Part of a data file:
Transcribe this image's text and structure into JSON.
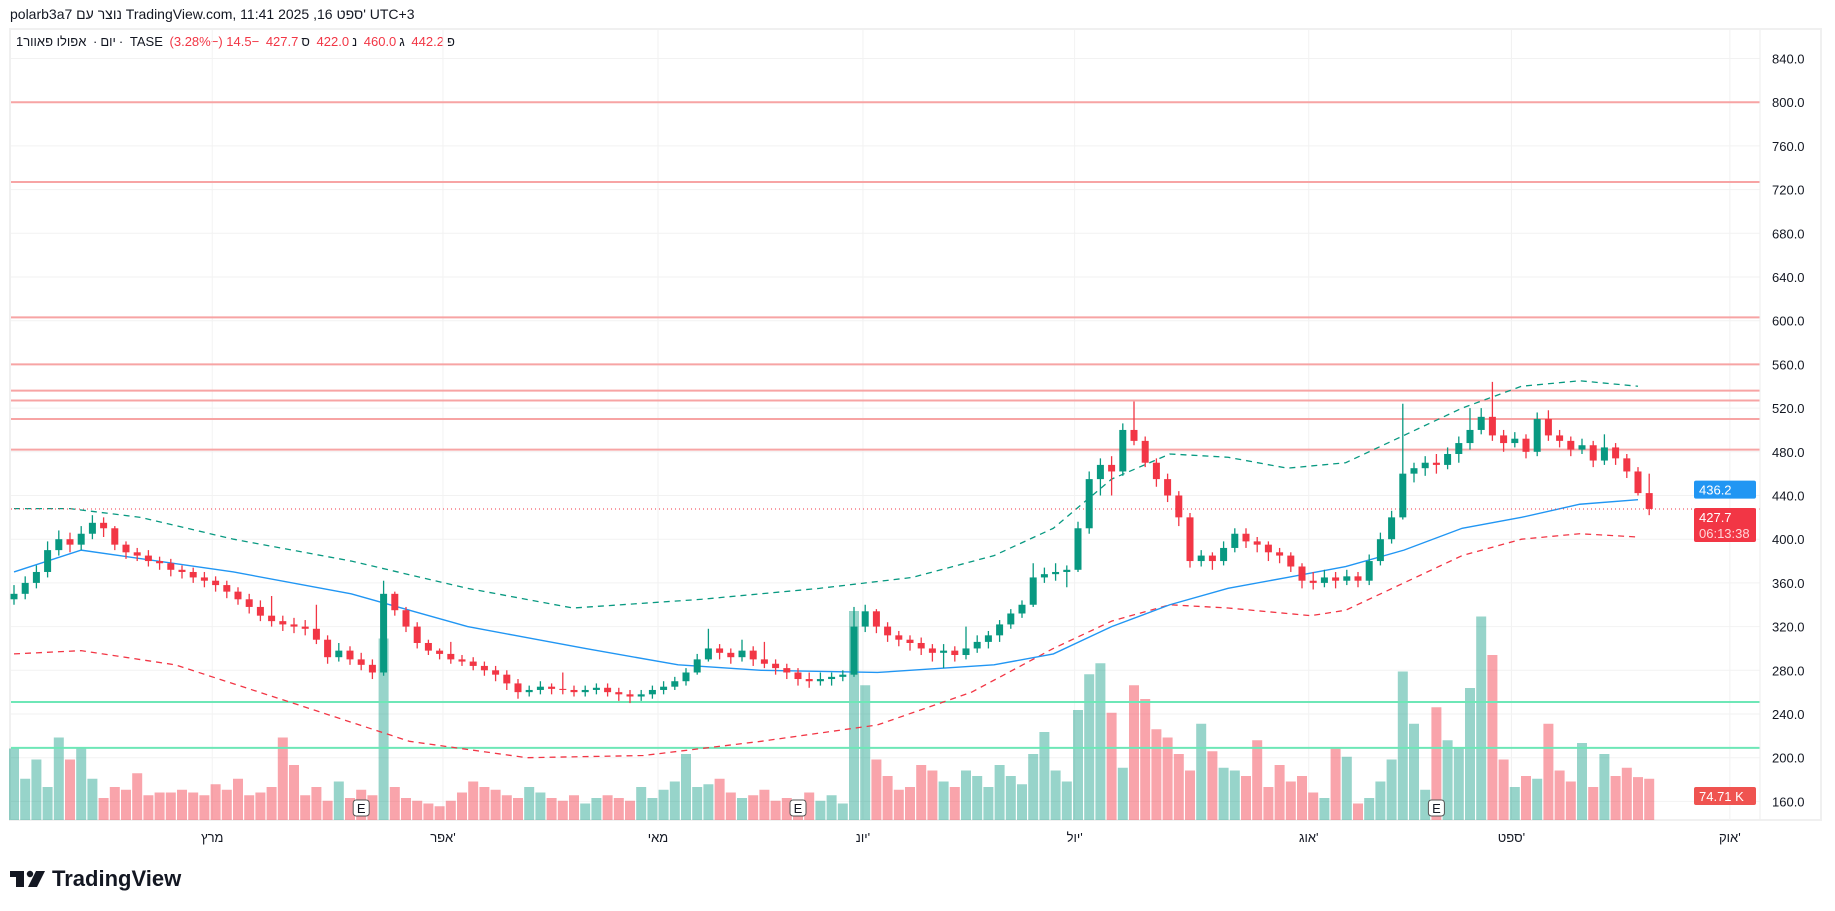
{
  "header": {
    "text": "polarb3a7 נוצר עם TradingView.com, 11:41 2025 ,16 ספט' UTC+3"
  },
  "legend": {
    "interval": "1יום",
    "symbol_name": "אפולו פאוור",
    "exchange": "TASE",
    "open_label": "פ",
    "open": "442.2",
    "high_label": "ג",
    "high": "460.0",
    "low_label": "נ",
    "low": "422.0",
    "close_label": "ס",
    "close": "427.7",
    "change": "−14.5 (−3.28%)"
  },
  "price_axis": {
    "labels": [
      "840.0",
      "800.0",
      "760.0",
      "720.0",
      "680.0",
      "640.0",
      "600.0",
      "560.0",
      "520.0",
      "480.0",
      "440.0",
      "400.0",
      "360.0",
      "320.0",
      "280.0",
      "240.0",
      "200.0",
      "160.0"
    ],
    "ma_badge": "436.2",
    "price_badge": "427.7",
    "countdown": "06:13:38",
    "volume_badge": "74.71 K"
  },
  "time_axis": {
    "labels": [
      {
        "text": "מרץ",
        "bar": 17.7
      },
      {
        "text": "אפר'",
        "bar": 38.3
      },
      {
        "text": "מאי",
        "bar": 57.5
      },
      {
        "text": "יונ'",
        "bar": 75.8
      },
      {
        "text": "יול'",
        "bar": 94.7
      },
      {
        "text": "אוג'",
        "bar": 115.6
      },
      {
        "text": "ספט'",
        "bar": 133.7
      },
      {
        "text": "אוק'",
        "bar": 153.2
      }
    ]
  },
  "earnings_markers": {
    "label": "E",
    "bars": [
      31,
      70,
      127
    ]
  },
  "colors": {
    "up": "#089981",
    "down": "#f23645",
    "ma": "#2196f3",
    "upper_band": "#089981",
    "lower_band": "#f23645",
    "resistance": "#f7a4a4",
    "support": "#6ee7b7"
  },
  "chart_data": {
    "type": "candlestick",
    "price_range": [
      160,
      840
    ],
    "current_price": 427.7,
    "first_open": 345,
    "close": [
      350,
      360,
      370,
      390,
      400,
      395,
      405,
      415,
      410,
      395,
      388,
      385,
      380,
      378,
      372,
      370,
      365,
      362,
      358,
      352,
      345,
      338,
      330,
      325,
      322,
      320,
      318,
      308,
      292,
      298,
      290,
      285,
      278,
      350,
      335,
      320,
      305,
      298,
      295,
      290,
      288,
      284,
      280,
      276,
      268,
      260,
      262,
      265,
      263,
      262,
      260,
      262,
      264,
      260,
      258,
      256,
      258,
      262,
      265,
      270,
      278,
      290,
      300,
      296,
      292,
      298,
      290,
      286,
      282,
      278,
      272,
      270,
      272,
      274,
      276,
      320,
      334,
      320,
      312,
      308,
      305,
      300,
      296,
      298,
      294,
      300,
      306,
      312,
      322,
      332,
      340,
      365,
      368,
      370,
      372,
      410,
      455,
      468,
      462,
      500,
      490,
      470,
      455,
      440,
      420,
      380,
      385,
      380,
      392,
      405,
      398,
      395,
      388,
      385,
      375,
      362,
      360,
      365,
      362,
      366,
      362,
      380,
      400,
      420,
      460,
      465,
      470,
      468,
      478,
      488,
      500,
      512,
      495,
      488,
      492,
      480,
      510,
      495,
      490,
      482,
      486,
      472,
      484,
      474,
      462,
      442.2,
      427.7
    ],
    "high": [
      358,
      366,
      376,
      398,
      408,
      406,
      412,
      422,
      420,
      412,
      398,
      392,
      390,
      384,
      382,
      376,
      374,
      370,
      366,
      362,
      356,
      350,
      344,
      348,
      330,
      328,
      326,
      340,
      312,
      305,
      302,
      296,
      290,
      362,
      352,
      338,
      324,
      308,
      300,
      306,
      294,
      292,
      288,
      284,
      280,
      272,
      266,
      270,
      268,
      278,
      266,
      266,
      268,
      268,
      264,
      262,
      262,
      266,
      270,
      274,
      282,
      295,
      318,
      304,
      300,
      308,
      302,
      306,
      290,
      286,
      282,
      278,
      278,
      278,
      280,
      338,
      340,
      336,
      324,
      316,
      312,
      310,
      304,
      304,
      302,
      320,
      312,
      316,
      326,
      336,
      344,
      378,
      374,
      378,
      376,
      416,
      462,
      474,
      476,
      506,
      526,
      494,
      474,
      460,
      444,
      424,
      390,
      388,
      398,
      410,
      410,
      402,
      398,
      392,
      388,
      378,
      370,
      372,
      370,
      372,
      370,
      386,
      406,
      426,
      524,
      470,
      476,
      478,
      484,
      494,
      520,
      520,
      544,
      500,
      498,
      496,
      516,
      518,
      500,
      494,
      492,
      490,
      496,
      488,
      478,
      466,
      460
    ],
    "low": [
      340,
      345,
      355,
      365,
      385,
      388,
      390,
      400,
      402,
      390,
      382,
      380,
      375,
      372,
      366,
      364,
      360,
      356,
      352,
      346,
      340,
      332,
      325,
      320,
      316,
      314,
      312,
      304,
      286,
      288,
      285,
      280,
      272,
      275,
      330,
      315,
      300,
      294,
      290,
      286,
      284,
      280,
      275,
      270,
      262,
      254,
      256,
      258,
      258,
      258,
      256,
      256,
      258,
      256,
      252,
      250,
      252,
      254,
      258,
      262,
      266,
      276,
      288,
      290,
      286,
      288,
      284,
      282,
      276,
      272,
      266,
      264,
      266,
      266,
      270,
      274,
      315,
      314,
      306,
      302,
      298,
      294,
      288,
      282,
      288,
      290,
      296,
      300,
      306,
      318,
      328,
      338,
      360,
      362,
      356,
      370,
      405,
      440,
      440,
      458,
      486,
      466,
      448,
      434,
      412,
      374,
      375,
      372,
      376,
      388,
      392,
      388,
      380,
      378,
      370,
      355,
      354,
      356,
      355,
      358,
      356,
      358,
      376,
      396,
      418,
      452,
      458,
      460,
      464,
      470,
      482,
      496,
      490,
      480,
      484,
      474,
      476,
      490,
      484,
      476,
      478,
      466,
      468,
      468,
      456,
      440,
      422
    ],
    "volume": [
      130,
      75,
      110,
      60,
      150,
      110,
      130,
      75,
      40,
      60,
      55,
      85,
      45,
      50,
      50,
      55,
      50,
      45,
      65,
      55,
      75,
      45,
      50,
      60,
      150,
      100,
      45,
      60,
      35,
      70,
      40,
      55,
      45,
      330,
      60,
      40,
      35,
      30,
      25,
      35,
      50,
      70,
      60,
      55,
      45,
      40,
      60,
      50,
      40,
      35,
      45,
      30,
      40,
      45,
      40,
      35,
      60,
      40,
      55,
      70,
      120,
      60,
      65,
      75,
      50,
      40,
      45,
      55,
      35,
      40,
      30,
      50,
      35,
      45,
      30,
      380,
      245,
      110,
      80,
      55,
      60,
      100,
      90,
      70,
      60,
      90,
      80,
      60,
      100,
      80,
      65,
      120,
      160,
      90,
      70,
      200,
      265,
      285,
      195,
      95,
      245,
      220,
      165,
      150,
      120,
      90,
      175,
      125,
      95,
      90,
      80,
      145,
      60,
      100,
      70,
      80,
      50,
      40,
      130,
      115,
      30,
      40,
      70,
      110,
      270,
      175,
      55,
      205,
      145,
      130,
      240,
      370,
      300,
      110,
      60,
      80,
      75,
      175,
      90,
      70,
      140,
      60,
      120,
      80,
      95,
      78,
      75
    ],
    "ma": [
      [
        0,
        370
      ],
      [
        6,
        390
      ],
      [
        19.6,
        370
      ],
      [
        30.1,
        350
      ],
      [
        40.5,
        320
      ],
      [
        51,
        300
      ],
      [
        59.3,
        285
      ],
      [
        66.7,
        280
      ],
      [
        77.1,
        278
      ],
      [
        87.5,
        285
      ],
      [
        92.8,
        295
      ],
      [
        98,
        320
      ],
      [
        103.2,
        340
      ],
      [
        108.4,
        355
      ],
      [
        113.7,
        365
      ],
      [
        118.9,
        375
      ],
      [
        124.1,
        390
      ],
      [
        129.3,
        410
      ],
      [
        134.6,
        420
      ],
      [
        139.8,
        432
      ],
      [
        145,
        436.2
      ]
    ],
    "upper_band": [
      [
        0,
        428
      ],
      [
        5,
        428
      ],
      [
        11.3,
        420
      ],
      [
        19.6,
        400
      ],
      [
        30.1,
        380
      ],
      [
        40.5,
        355
      ],
      [
        49.9,
        337
      ],
      [
        61.4,
        345
      ],
      [
        71.9,
        355
      ],
      [
        80.2,
        365
      ],
      [
        87.5,
        385
      ],
      [
        92.8,
        410
      ],
      [
        98,
        455
      ],
      [
        103.2,
        478
      ],
      [
        108.4,
        475
      ],
      [
        113.7,
        465
      ],
      [
        118.9,
        470
      ],
      [
        124.1,
        495
      ],
      [
        129.3,
        520
      ],
      [
        134.6,
        540
      ],
      [
        139.8,
        545
      ],
      [
        145,
        540
      ]
    ],
    "lower_band": [
      [
        0,
        295
      ],
      [
        6,
        298
      ],
      [
        14.4,
        285
      ],
      [
        24.9,
        250
      ],
      [
        35.3,
        215
      ],
      [
        45.8,
        200
      ],
      [
        56.2,
        202
      ],
      [
        66.7,
        215
      ],
      [
        77.1,
        230
      ],
      [
        85.5,
        260
      ],
      [
        92.8,
        300
      ],
      [
        98,
        325
      ],
      [
        103.2,
        340
      ],
      [
        108.4,
        337
      ],
      [
        115.8,
        330
      ],
      [
        118.9,
        335
      ],
      [
        124.1,
        360
      ],
      [
        129.3,
        385
      ],
      [
        134.6,
        400
      ],
      [
        139.8,
        405
      ],
      [
        145,
        402
      ]
    ],
    "resistance_levels": [
      800,
      727,
      603,
      560,
      536,
      527,
      510,
      482
    ],
    "support_levels": [
      251,
      209
    ]
  },
  "branding": {
    "logo_text": "TradingView"
  }
}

● **Directions for this task**:
Pull every line containing "TradingView" from the data.

● **Output**:
    "text": "polarb3a7 נוצר עם TradingView.com, 11:41 2025 ,16 ספט' UTC+3"
    "logo_text": "TradingView"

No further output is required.